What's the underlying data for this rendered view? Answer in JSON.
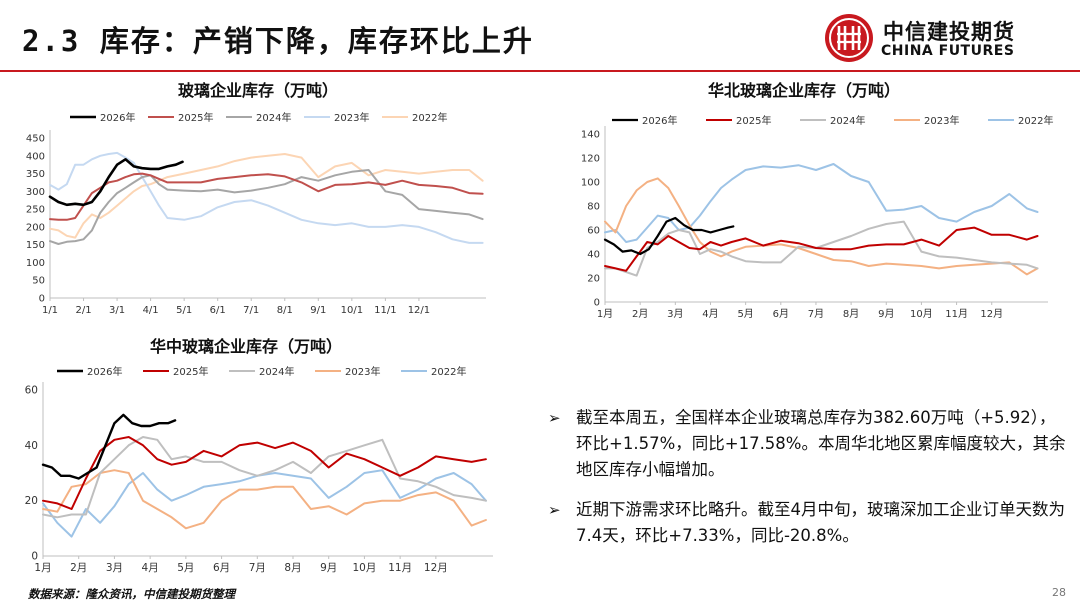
{
  "header": {
    "title": "2.3 库存：产销下降，库存环比上升"
  },
  "logo": {
    "cn": "中信建投期货",
    "en": "CHINA FUTURES"
  },
  "colors": {
    "accent": "#c8191f"
  },
  "chart_data": [
    {
      "type": "line",
      "title": "玻璃企业库存（万吨）",
      "ylim": [
        0,
        450
      ],
      "yticks": [
        0,
        50,
        100,
        150,
        200,
        250,
        300,
        350,
        400,
        450
      ],
      "xticks": [
        "1/1",
        "2/1",
        "3/1",
        "4/1",
        "5/1",
        "6/1",
        "7/1",
        "8/1",
        "9/1",
        "10/1",
        "11/1",
        "12/1"
      ],
      "x_range": [
        0,
        13
      ],
      "series": [
        {
          "name": "2026年",
          "color": "#000000",
          "width": 2.6,
          "x": [
            0,
            0.25,
            0.5,
            0.75,
            1,
            1.25,
            1.5,
            1.75,
            2,
            2.25,
            2.5,
            2.75,
            3,
            3.25,
            3.5,
            3.75,
            3.95
          ],
          "y": [
            285,
            270,
            262,
            265,
            262,
            270,
            300,
            340,
            375,
            390,
            370,
            365,
            363,
            363,
            370,
            375,
            383
          ]
        },
        {
          "name": "2025年",
          "color": "#c0504d",
          "width": 2,
          "x": [
            0,
            0.25,
            0.5,
            0.75,
            1,
            1.25,
            1.5,
            1.75,
            2,
            2.25,
            2.5,
            2.75,
            3,
            3.25,
            3.5,
            4,
            4.5,
            5,
            5.5,
            6,
            6.5,
            7,
            7.5,
            8,
            8.5,
            9,
            9.5,
            10,
            10.5,
            11,
            11.5,
            12,
            12.5,
            12.9
          ],
          "y": [
            222,
            220,
            220,
            225,
            260,
            295,
            310,
            325,
            330,
            340,
            348,
            350,
            345,
            335,
            325,
            325,
            325,
            335,
            340,
            345,
            348,
            342,
            325,
            300,
            318,
            320,
            325,
            318,
            330,
            318,
            315,
            310,
            295,
            293
          ]
        },
        {
          "name": "2024年",
          "color": "#a6a6a6",
          "width": 2,
          "x": [
            0,
            0.25,
            0.5,
            0.75,
            1,
            1.25,
            1.5,
            1.75,
            2,
            2.25,
            2.5,
            2.75,
            3,
            3.25,
            3.5,
            4,
            4.5,
            5,
            5.5,
            6,
            6.5,
            7,
            7.5,
            8,
            8.5,
            9,
            9.5,
            10,
            10.5,
            11,
            11.5,
            12,
            12.5,
            12.9
          ],
          "y": [
            160,
            152,
            158,
            160,
            165,
            190,
            240,
            270,
            295,
            310,
            325,
            340,
            345,
            320,
            305,
            302,
            300,
            305,
            297,
            302,
            310,
            320,
            340,
            330,
            345,
            355,
            360,
            300,
            290,
            250,
            245,
            240,
            235,
            222
          ]
        },
        {
          "name": "2023年",
          "color": "#c5d9f1",
          "width": 2,
          "x": [
            0,
            0.25,
            0.5,
            0.75,
            1,
            1.25,
            1.5,
            1.75,
            2,
            2.25,
            2.5,
            2.75,
            3,
            3.25,
            3.5,
            4,
            4.5,
            5,
            5.5,
            6,
            6.5,
            7,
            7.5,
            8,
            8.5,
            9,
            9.5,
            10,
            10.5,
            11,
            11.5,
            12,
            12.5,
            12.9
          ],
          "y": [
            318,
            305,
            320,
            375,
            375,
            390,
            400,
            405,
            408,
            395,
            380,
            340,
            300,
            260,
            225,
            220,
            230,
            255,
            270,
            275,
            260,
            240,
            220,
            210,
            205,
            210,
            200,
            200,
            205,
            200,
            185,
            165,
            155,
            155
          ]
        },
        {
          "name": "2022年",
          "color": "#fcd5b4",
          "width": 2,
          "x": [
            0,
            0.25,
            0.5,
            0.75,
            1,
            1.25,
            1.5,
            1.75,
            2,
            2.25,
            2.5,
            2.75,
            3,
            3.25,
            3.5,
            4,
            4.5,
            5,
            5.5,
            6,
            6.5,
            7,
            7.5,
            8,
            8.5,
            9,
            9.5,
            10,
            10.5,
            11,
            11.5,
            12,
            12.5,
            12.9
          ],
          "y": [
            195,
            190,
            175,
            170,
            210,
            235,
            225,
            240,
            260,
            280,
            300,
            315,
            320,
            330,
            340,
            350,
            360,
            370,
            385,
            395,
            400,
            405,
            395,
            340,
            370,
            380,
            345,
            360,
            355,
            350,
            355,
            360,
            360,
            330
          ]
        }
      ]
    },
    {
      "type": "line",
      "title": "华北玻璃企业库存（万吨）",
      "ylim": [
        0,
        140
      ],
      "yticks": [
        0,
        20,
        40,
        60,
        80,
        100,
        120,
        140
      ],
      "xticks": [
        "1月",
        "2月",
        "3月",
        "4月",
        "5月",
        "6月",
        "7月",
        "8月",
        "9月",
        "10月",
        "11月",
        "12月"
      ],
      "x_range": [
        0,
        12.6
      ],
      "series": [
        {
          "name": "2026年",
          "color": "#000000",
          "width": 2.2,
          "x": [
            0,
            0.25,
            0.5,
            0.75,
            1,
            1.25,
            1.5,
            1.75,
            2,
            2.25,
            2.5,
            2.75,
            3,
            3.25,
            3.5,
            3.65
          ],
          "y": [
            52,
            48,
            42,
            43,
            40,
            44,
            55,
            67,
            70,
            64,
            60,
            60,
            58,
            60,
            62,
            63
          ]
        },
        {
          "name": "2025年",
          "color": "#c00000",
          "width": 2,
          "x": [
            0,
            0.3,
            0.6,
            0.9,
            1.2,
            1.5,
            1.8,
            2.1,
            2.4,
            2.7,
            3,
            3.3,
            3.6,
            4,
            4.5,
            5,
            5.5,
            6,
            6.5,
            7,
            7.5,
            8,
            8.5,
            9,
            9.5,
            10,
            10.5,
            11,
            11.5,
            12,
            12.3
          ],
          "y": [
            30,
            28,
            26,
            38,
            50,
            48,
            55,
            50,
            45,
            44,
            50,
            47,
            50,
            53,
            47,
            51,
            49,
            45,
            44,
            44,
            47,
            48,
            48,
            52,
            47,
            60,
            62,
            56,
            56,
            52,
            55
          ]
        },
        {
          "name": "2024年",
          "color": "#bfbfbf",
          "width": 2,
          "x": [
            0,
            0.3,
            0.6,
            0.9,
            1.2,
            1.5,
            1.8,
            2.1,
            2.4,
            2.7,
            3,
            3.3,
            3.6,
            4,
            4.5,
            5,
            5.5,
            6,
            6.5,
            7,
            7.5,
            8,
            8.5,
            9,
            9.5,
            10,
            10.5,
            11,
            11.5,
            12,
            12.3
          ],
          "y": [
            28,
            28,
            25,
            22,
            45,
            50,
            57,
            60,
            58,
            40,
            44,
            42,
            38,
            34,
            33,
            33,
            46,
            45,
            50,
            55,
            61,
            65,
            67,
            42,
            38,
            37,
            35,
            33,
            32,
            31,
            28
          ]
        },
        {
          "name": "2023年",
          "color": "#f4b183",
          "width": 2,
          "x": [
            0,
            0.3,
            0.6,
            0.9,
            1.2,
            1.5,
            1.8,
            2.1,
            2.4,
            2.7,
            3,
            3.3,
            3.6,
            4,
            4.5,
            5,
            5.5,
            6,
            6.5,
            7,
            7.5,
            8,
            8.5,
            9,
            9.5,
            10,
            10.5,
            11,
            11.5,
            12,
            12.3
          ],
          "y": [
            67,
            58,
            80,
            93,
            100,
            103,
            95,
            80,
            64,
            50,
            42,
            38,
            42,
            46,
            47,
            48,
            45,
            40,
            35,
            34,
            30,
            32,
            31,
            30,
            28,
            30,
            31,
            32,
            33,
            23,
            28
          ]
        },
        {
          "name": "2022年",
          "color": "#9dc3e6",
          "width": 2,
          "x": [
            0,
            0.3,
            0.6,
            0.9,
            1.2,
            1.5,
            1.8,
            2.1,
            2.4,
            2.7,
            3,
            3.3,
            3.6,
            4,
            4.5,
            5,
            5.5,
            6,
            6.5,
            7,
            7.5,
            8,
            8.5,
            9,
            9.5,
            10,
            10.5,
            11,
            11.5,
            12,
            12.3
          ],
          "y": [
            58,
            60,
            50,
            52,
            62,
            72,
            70,
            60,
            62,
            72,
            84,
            95,
            102,
            110,
            113,
            112,
            114,
            110,
            115,
            105,
            100,
            76,
            77,
            80,
            70,
            67,
            75,
            80,
            90,
            78,
            75
          ]
        }
      ]
    },
    {
      "type": "line",
      "title": "华中玻璃企业库存（万吨）",
      "ylim": [
        0,
        60
      ],
      "yticks": [
        0,
        20,
        40,
        60
      ],
      "xticks": [
        "1月",
        "2月",
        "3月",
        "4月",
        "5月",
        "6月",
        "7月",
        "8月",
        "9月",
        "10月",
        "11月",
        "12月"
      ],
      "x_range": [
        0,
        12.6
      ],
      "series": [
        {
          "name": "2026年",
          "color": "#000000",
          "width": 2.4,
          "x": [
            0,
            0.25,
            0.5,
            0.75,
            1,
            1.25,
            1.5,
            1.75,
            2,
            2.25,
            2.5,
            2.75,
            3,
            3.25,
            3.5,
            3.7
          ],
          "y": [
            33,
            32,
            29,
            29,
            28,
            30,
            32,
            40,
            48,
            51,
            48,
            47,
            47,
            48,
            48,
            49
          ]
        },
        {
          "name": "2025年",
          "color": "#c00000",
          "width": 2,
          "x": [
            0,
            0.4,
            0.8,
            1.2,
            1.6,
            2,
            2.4,
            2.8,
            3.2,
            3.6,
            4,
            4.5,
            5,
            5.5,
            6,
            6.5,
            7,
            7.5,
            8,
            8.5,
            9,
            9.5,
            10,
            10.5,
            11,
            11.5,
            12,
            12.4
          ],
          "y": [
            20,
            19,
            17,
            28,
            38,
            42,
            43,
            40,
            35,
            33,
            34,
            38,
            36,
            40,
            41,
            39,
            41,
            38,
            32,
            37,
            35,
            32,
            29,
            32,
            36,
            35,
            34,
            35
          ]
        },
        {
          "name": "2024年",
          "color": "#bfbfbf",
          "width": 2,
          "x": [
            0,
            0.4,
            0.8,
            1.2,
            1.6,
            2,
            2.4,
            2.8,
            3.2,
            3.6,
            4,
            4.5,
            5,
            5.5,
            6,
            6.5,
            7,
            7.5,
            8,
            8.5,
            9,
            9.5,
            10,
            10.5,
            11,
            11.5,
            12,
            12.4
          ],
          "y": [
            15,
            14,
            15,
            15,
            30,
            35,
            40,
            43,
            42,
            35,
            36,
            34,
            34,
            31,
            29,
            31,
            34,
            30,
            36,
            38,
            40,
            42,
            28,
            27,
            25,
            22,
            21,
            20
          ]
        },
        {
          "name": "2023年",
          "color": "#f4b183",
          "width": 2,
          "x": [
            0,
            0.4,
            0.8,
            1.2,
            1.6,
            2,
            2.4,
            2.8,
            3.2,
            3.6,
            4,
            4.5,
            5,
            5.5,
            6,
            6.5,
            7,
            7.5,
            8,
            8.5,
            9,
            9.5,
            10,
            10.5,
            11,
            11.5,
            12,
            12.4
          ],
          "y": [
            17,
            16,
            25,
            26,
            30,
            31,
            30,
            20,
            17,
            14,
            10,
            12,
            20,
            24,
            24,
            25,
            25,
            17,
            18,
            15,
            19,
            20,
            20,
            22,
            23,
            20,
            11,
            13
          ]
        },
        {
          "name": "2022年",
          "color": "#9dc3e6",
          "width": 2,
          "x": [
            0,
            0.4,
            0.8,
            1.2,
            1.6,
            2,
            2.4,
            2.8,
            3.2,
            3.6,
            4,
            4.5,
            5,
            5.5,
            6,
            6.5,
            7,
            7.5,
            8,
            8.5,
            9,
            9.5,
            10,
            10.5,
            11,
            11.5,
            12,
            12.4
          ],
          "y": [
            19,
            12,
            7,
            17,
            12,
            18,
            26,
            30,
            24,
            20,
            22,
            25,
            26,
            27,
            29,
            30,
            29,
            28,
            21,
            25,
            30,
            31,
            21,
            24,
            28,
            30,
            26,
            20
          ]
        }
      ]
    }
  ],
  "bullets": [
    {
      "marker": "➢",
      "text": "截至本周五，全国样本企业玻璃总库存为382.60万吨（+5.92），环比+1.57%，同比+17.58%。本周华北地区累库幅度较大，其余地区库存小幅增加。"
    },
    {
      "marker": "➢",
      "text": "近期下游需求环比略升。截至4月中旬，玻璃深加工企业订单天数为7.4天，环比+7.33%，同比-20.8%。"
    }
  ],
  "footer": {
    "source": "数据来源：隆众资讯，中信建投期货整理",
    "page": "28"
  }
}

· · · · ·

**WHAT IS REQUIRED:** From the entries, report each line that includes the word "title".

**ANSWER TO THIS EXERCISE:**
    "title": "2.3 库存：产销下降，库存环比上升"
      "title": "玻璃企业库存（万吨）",
      "title": "华北玻璃企业库存（万吨）",
      "title": "华中玻璃企业库存（万吨）",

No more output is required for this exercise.